(Data pulled from a collection)
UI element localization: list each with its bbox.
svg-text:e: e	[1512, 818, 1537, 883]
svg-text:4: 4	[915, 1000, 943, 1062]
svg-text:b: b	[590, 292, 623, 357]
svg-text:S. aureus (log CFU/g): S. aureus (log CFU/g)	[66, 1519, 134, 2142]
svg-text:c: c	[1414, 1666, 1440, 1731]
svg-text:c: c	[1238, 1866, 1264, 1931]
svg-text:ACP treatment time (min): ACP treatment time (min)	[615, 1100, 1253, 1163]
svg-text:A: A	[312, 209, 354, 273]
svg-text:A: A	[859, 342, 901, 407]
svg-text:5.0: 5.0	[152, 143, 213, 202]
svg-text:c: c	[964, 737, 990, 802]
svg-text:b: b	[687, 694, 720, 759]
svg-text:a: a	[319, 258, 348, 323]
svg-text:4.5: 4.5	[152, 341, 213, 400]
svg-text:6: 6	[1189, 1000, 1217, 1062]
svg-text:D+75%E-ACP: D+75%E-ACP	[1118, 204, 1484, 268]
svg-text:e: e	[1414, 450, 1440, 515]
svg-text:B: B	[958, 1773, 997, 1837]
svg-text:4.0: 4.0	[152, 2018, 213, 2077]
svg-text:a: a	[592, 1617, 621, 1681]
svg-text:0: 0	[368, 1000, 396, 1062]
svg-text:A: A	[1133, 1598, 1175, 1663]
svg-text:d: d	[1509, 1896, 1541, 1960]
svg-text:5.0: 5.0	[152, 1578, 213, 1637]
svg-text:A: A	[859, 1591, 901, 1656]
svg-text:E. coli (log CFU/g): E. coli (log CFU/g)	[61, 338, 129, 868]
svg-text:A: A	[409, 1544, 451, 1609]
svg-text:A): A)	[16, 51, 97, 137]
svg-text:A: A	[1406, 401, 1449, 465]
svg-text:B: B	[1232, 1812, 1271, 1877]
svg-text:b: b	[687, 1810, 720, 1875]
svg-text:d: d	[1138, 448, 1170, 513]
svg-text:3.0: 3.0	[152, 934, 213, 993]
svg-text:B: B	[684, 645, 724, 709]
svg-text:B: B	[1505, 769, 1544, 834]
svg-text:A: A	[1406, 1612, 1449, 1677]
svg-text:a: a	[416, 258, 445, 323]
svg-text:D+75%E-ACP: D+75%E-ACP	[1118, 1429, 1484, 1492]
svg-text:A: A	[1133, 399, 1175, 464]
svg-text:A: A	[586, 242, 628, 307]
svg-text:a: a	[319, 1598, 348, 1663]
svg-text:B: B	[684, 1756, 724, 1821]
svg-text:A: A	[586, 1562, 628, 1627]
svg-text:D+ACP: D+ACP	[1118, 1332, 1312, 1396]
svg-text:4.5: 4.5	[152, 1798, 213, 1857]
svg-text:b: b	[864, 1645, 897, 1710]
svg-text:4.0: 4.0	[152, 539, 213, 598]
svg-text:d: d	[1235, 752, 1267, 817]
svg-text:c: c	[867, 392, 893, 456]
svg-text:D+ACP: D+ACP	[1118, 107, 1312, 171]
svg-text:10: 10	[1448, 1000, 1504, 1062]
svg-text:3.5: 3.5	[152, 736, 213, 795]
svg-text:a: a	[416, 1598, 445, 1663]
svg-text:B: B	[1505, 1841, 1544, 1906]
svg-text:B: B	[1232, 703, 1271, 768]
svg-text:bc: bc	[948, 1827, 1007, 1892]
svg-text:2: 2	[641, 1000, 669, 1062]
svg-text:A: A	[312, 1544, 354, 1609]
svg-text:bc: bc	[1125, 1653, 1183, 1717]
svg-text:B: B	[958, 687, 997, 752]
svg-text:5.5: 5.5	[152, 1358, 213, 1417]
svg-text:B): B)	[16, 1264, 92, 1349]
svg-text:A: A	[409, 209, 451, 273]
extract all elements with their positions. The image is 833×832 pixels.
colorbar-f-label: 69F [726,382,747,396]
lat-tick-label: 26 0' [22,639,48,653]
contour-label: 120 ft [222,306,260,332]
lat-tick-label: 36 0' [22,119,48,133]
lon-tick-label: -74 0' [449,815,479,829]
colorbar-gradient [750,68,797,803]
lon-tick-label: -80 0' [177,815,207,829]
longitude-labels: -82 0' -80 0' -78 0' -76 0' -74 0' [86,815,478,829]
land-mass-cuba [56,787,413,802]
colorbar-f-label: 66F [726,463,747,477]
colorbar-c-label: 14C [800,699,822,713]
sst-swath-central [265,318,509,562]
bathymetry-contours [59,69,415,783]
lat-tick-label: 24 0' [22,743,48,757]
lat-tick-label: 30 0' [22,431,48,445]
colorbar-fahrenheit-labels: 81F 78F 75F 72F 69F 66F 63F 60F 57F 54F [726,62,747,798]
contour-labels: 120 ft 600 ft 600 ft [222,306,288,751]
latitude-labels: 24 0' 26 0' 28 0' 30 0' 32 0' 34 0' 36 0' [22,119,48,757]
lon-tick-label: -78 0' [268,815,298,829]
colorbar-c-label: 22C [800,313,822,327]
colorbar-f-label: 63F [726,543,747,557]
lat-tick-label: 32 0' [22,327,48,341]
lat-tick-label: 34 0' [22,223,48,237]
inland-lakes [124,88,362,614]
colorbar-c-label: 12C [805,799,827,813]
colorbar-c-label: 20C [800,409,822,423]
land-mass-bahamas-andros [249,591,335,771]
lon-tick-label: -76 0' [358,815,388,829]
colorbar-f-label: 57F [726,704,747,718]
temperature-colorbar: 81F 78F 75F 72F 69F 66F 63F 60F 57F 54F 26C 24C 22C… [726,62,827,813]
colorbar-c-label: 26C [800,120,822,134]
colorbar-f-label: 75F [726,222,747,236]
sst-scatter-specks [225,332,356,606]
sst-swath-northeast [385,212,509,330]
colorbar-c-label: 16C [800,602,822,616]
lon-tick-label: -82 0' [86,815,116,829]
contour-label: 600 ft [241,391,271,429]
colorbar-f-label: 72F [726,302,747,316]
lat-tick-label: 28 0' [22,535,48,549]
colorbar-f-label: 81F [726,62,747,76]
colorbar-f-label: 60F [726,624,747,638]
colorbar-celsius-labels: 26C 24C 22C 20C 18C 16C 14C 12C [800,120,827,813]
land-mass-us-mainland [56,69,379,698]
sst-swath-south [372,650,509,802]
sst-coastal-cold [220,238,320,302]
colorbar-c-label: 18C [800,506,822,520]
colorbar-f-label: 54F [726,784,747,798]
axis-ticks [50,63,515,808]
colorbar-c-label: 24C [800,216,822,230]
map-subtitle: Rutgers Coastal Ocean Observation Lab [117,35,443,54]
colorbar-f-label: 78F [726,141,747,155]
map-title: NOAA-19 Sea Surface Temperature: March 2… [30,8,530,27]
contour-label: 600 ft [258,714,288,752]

Task: Convert the rows above into a JSON list of strings, one string per line, leaving out any blank lines.

Answer:
[
  "UI element localization: list each with its bbox.",
  "svg-text:e: e\t[1512, 818, 1537, 883]",
  "svg-text:4: 4\t[915, 1000, 943, 1062]",
  "svg-text:b: b\t[590, 292, 623, 357]",
  "svg-text:S. aureus (log CFU/g): S. aureus (log CFU/g)\t[66, 1519, 134, 2142]",
  "svg-text:c: c\t[1414, 1666, 1440, 1731]",
  "svg-text:c: c\t[1238, 1866, 1264, 1931]",
  "svg-text:ACP treatment time (min): ACP treatment time (min)\t[615, 1100, 1253, 1163]",
  "svg-text:A: A\t[312, 209, 354, 273]",
  "svg-text:A: A\t[859, 342, 901, 407]",
  "svg-text:5.0: 5.0\t[152, 143, 213, 202]",
  "svg-text:c: c\t[964, 737, 990, 802]",
  "svg-text:b: b\t[687, 694, 720, 759]",
  "svg-text:a: a\t[319, 258, 348, 323]",
  "svg-text:4.5: 4.5\t[152, 341, 213, 400]",
  "svg-text:6: 6\t[1189, 1000, 1217, 1062]",
  "svg-text:D+75%E-ACP: D+75%E-ACP\t[1118, 204, 1484, 268]",
  "svg-text:e: e\t[1414, 450, 1440, 515]",
  "svg-text:B: B\t[958, 1773, 997, 1837]",
  "svg-text:4.0: 4.0\t[152, 2018, 213, 2077]",
  "svg-text:a: a\t[592, 1617, 621, 1681]",
  "svg-text:0: 0\t[368, 1000, 396, 1062]",
  "svg-text:A: A\t[1133, 1598, 1175, 1663]",
  "svg-text:d: d\t[1509, 1896, 1541, 1960]",
  "svg-text:5.0: 5.0\t[152, 1578, 213, 1637]",
  "svg-text:A: A\t[859, 1591, 901, 1656]",
  "svg-text:E. coli (log CFU/g): E. coli (log CFU/g)\t[61, 338, 129, 868]",
  "svg-text:A: A\t[409, 1544, 451, 1609]",
  "svg-text:A): A)\t[16, 51, 97, 137]",
  "svg-text:A: A\t[1406, 401, 1449, 465]",
  "svg-text:B: B\t[1232, 1812, 1271, 1877]",
  "svg-text:b: b\t[687, 1810, 720, 1875]",
  "svg-text:d: d\t[1138, 448, 1170, 513]",
  "svg-text:3.0: 3.0\t[152, 934, 213, 993]",
  "svg-text:B: B\t[684, 645, 724, 709]",
  "svg-text:B: B\t[1505, 769, 1544, 834]",
  "svg-text:A: A\t[1406, 1612, 1449, 1677]",
  "svg-text:a: a\t[416, 258, 445, 323]",
  "svg-text:D+75%E-ACP: D+75%E-ACP\t[1118, 1429, 1484, 1492]",
  "svg-text:A: A\t[1133, 399, 1175, 464]",
  "svg-text:A: A\t[586, 242, 628, 307]",
  "svg-text:a: a\t[319, 1598, 348, 1663]",
  "svg-text:B: B\t[684, 1756, 724, 1821]",
  "svg-text:A: A\t[586, 1562, 628, 1627]",
  "svg-text:D+ACP: D+ACP\t[1118, 1332, 1312, 1396]",
  "svg-text:4.5: 4.5\t[152, 1798, 213, 1857]",
  "svg-text:b: b\t[864, 1645, 897, 1710]",
  "svg-text:4.0: 4.0\t[152, 539, 213, 598]",
  "svg-text:d: d\t[1235, 752, 1267, 817]",
  "svg-text:c: c\t[867, 392, 893, 456]",
  "svg-text:D+ACP: D+ACP\t[1118, 107, 1312, 171]",
  "svg-text:10: 10\t[1448, 1000, 1504, 1062]",
  "svg-text:3.5: 3.5\t[152, 736, 213, 795]",
  "svg-text:a: a\t[416, 1598, 445, 1663]",
  "svg-text:B: B\t[1505, 1841, 1544, 1906]",
  "svg-text:B: B\t[1232, 703, 1271, 768]",
  "svg-text:bc: bc\t[948, 1827, 1007, 1892]",
  "svg-text:2: 2\t[641, 1000, 669, 1062]",
  "svg-text:A: A\t[312, 1544, 354, 1609]",
  "svg-text:bc: bc\t[1125, 1653, 1183, 1717]",
  "svg-text:B: B\t[958, 687, 997, 752]",
  "svg-text:5.5: 5.5\t[152, 1358, 213, 1417]",
  "svg-text:B): B)\t[16, 1264, 92, 1349]",
  "svg-text:A: A\t[409, 209, 451, 273]",
  "extract all elements with their positions. The image is 833×832 pixels.",
  "colorbar-f-label: 69F [726,382,747,396]",
  "lat-tick-label: 26 0' [22,639,48,653]",
  "contour-label: 120 ft [222,306,260,332]",
  "lat-tick-label: 36 0' [22,119,48,133]",
  "lon-tick-label: -74 0' [449,815,479,829]",
  "colorbar-gradient [750,68,797,803]",
  "lon-tick-label: -80 0' [177,815,207,829]",
  "longitude-labels: -82 0' -80 0' -78 0' -76 0' -74 0' [86,815,478,829]",
  "land-mass-cuba [56,787,413,802]",
  "colorbar-f-label: 66F [726,463,747,477]",
  "colorbar-c-label: 14C [800,699,822,713]",
  "sst-swath-central [265,318,509,562]",
  "bathymetry-contours [59,69,415,783]",
  "lat-tick-label: 24 0' [22,743,48,757]",
  "lat-tick-label: 30 0' [22,431,48,445]",
  "colorbar-fahrenheit-labels: 81F 78F 75F 72F 69F 66F 63F 60F 57F 54F [726,62,747,798]",
  "contour-labels: 120 ft 600 ft 600 ft [222,306,288,751]",
  "latitude-labels: 24 0' 26 0' 28 0' 30 0' 32 0' 34 0' 36 0' [22,119,48,757]",
  "lon-tick-label: -78 0' [268,815,298,829]",
  "colorbar-c-label: 22C [800,313,822,327]",
  "colorbar-f-label: 63F [726,543,747,557]",
  "lat-tick-label: 32 0' [22,327,48,341]",
  "lat-tick-label: 34 0' [22,223,48,237]",
  "inland-lakes [124,88,362,614]",
  "colorbar-c-label: 12C [805,799,827,813]",
  "colorbar-c-label: 20C [800,409,822,423]",
  "land-mass-bahamas-andros [249,591,335,771]",
  "lon-tick-label: -76 0' [358,815,388,829]",
  "colorbar-f-label: 57F [726,704,747,718]",
  "temperature-colorbar: 81F 78F 75F 72F 69F 66F 63F 60F 57F 54F 26C 24C 22C… [726,62,827,813]",
  "colorbar-c-label: 26C [800,120,822,134]",
  "colorbar-f-label: 75F [726,222,747,236]",
  "sst-scatter-specks [225,332,356,606]",
  "sst-swath-northeast [385,212,509,330]",
  "colorbar-c-label: 16C [800,602,822,616]",
  "lon-tick-label: -82 0' [86,815,116,829]",
  "contour-label: 600 ft [241,391,271,429]",
  "colorbar-f-label: 72F [726,302,747,316]",
  "lat-tick-label: 28 0' [22,535,48,549]",
  "colorbar-f-label: 81F [726,62,747,76]",
  "colorbar-f-label: 60F [726,624,747,638]",
  "colorbar-celsius-labels: 26C 24C 22C 20C 18C 16C 14C 12C [800,120,827,813]",
  "land-mass-us-mainland [56,69,379,698]",
  "sst-swath-south [372,650,509,802]",
  "sst-coastal-cold [220,238,320,302]",
  "colorbar-c-label: 18C [800,506,822,520]",
  "colorbar-f-label: 54F [726,784,747,798]",
  "axis-ticks [50,63,515,808]",
  "colorbar-c-label: 24C [800,216,822,230]",
  "map-subtitle: Rutgers Coastal Ocean Observation Lab [117,35,443,54]",
  "colorbar-f-label: 78F [726,141,747,155]",
  "map-title: NOAA-19 Sea Surface Temperature: March 2… [30,8,530,27]",
  "contour-label: 600 ft [258,714,288,752]"
]